Return only the number of lines in the entries below that hold the word "values".

━━━━━ Given entries

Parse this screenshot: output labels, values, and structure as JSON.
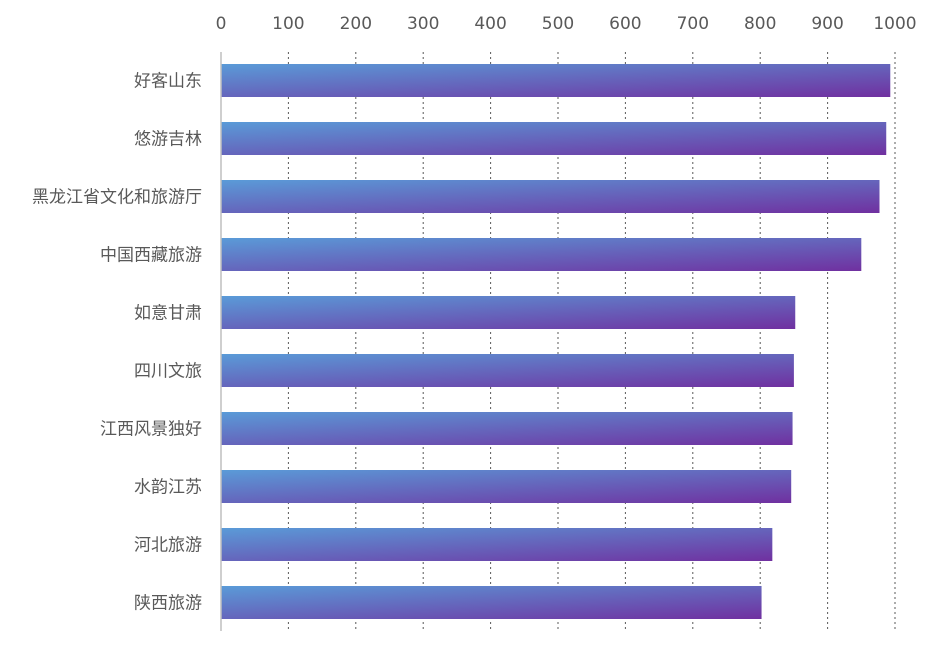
{
  "chart_data": {
    "type": "bar",
    "orientation": "horizontal",
    "categories": [
      "好客山东",
      "悠游吉林",
      "黑龙江省文化和旅游厅",
      "中国西藏旅游",
      "如意甘肃",
      "四川文旅",
      "江西风景独好",
      "水韵江苏",
      "河北旅游",
      "陕西旅游"
    ],
    "values": [
      993,
      987,
      977,
      950,
      852,
      850,
      848,
      846,
      818,
      802
    ],
    "xlim": [
      0,
      1000
    ],
    "xticks": [
      "0",
      "100",
      "200",
      "300",
      "400",
      "500",
      "600",
      "700",
      "800",
      "900",
      "1000"
    ],
    "xaxis_position": "top",
    "grid": "vertical dotted",
    "bar_gradient": [
      "#5a9bd8",
      "#7030a0"
    ],
    "colors": {
      "tick_text": "#595959",
      "gridline": "#595959",
      "axis_line": "#bfbfbf"
    },
    "title": "",
    "xlabel": "",
    "ylabel": ""
  }
}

━━━━━━━━━━

In response =>
2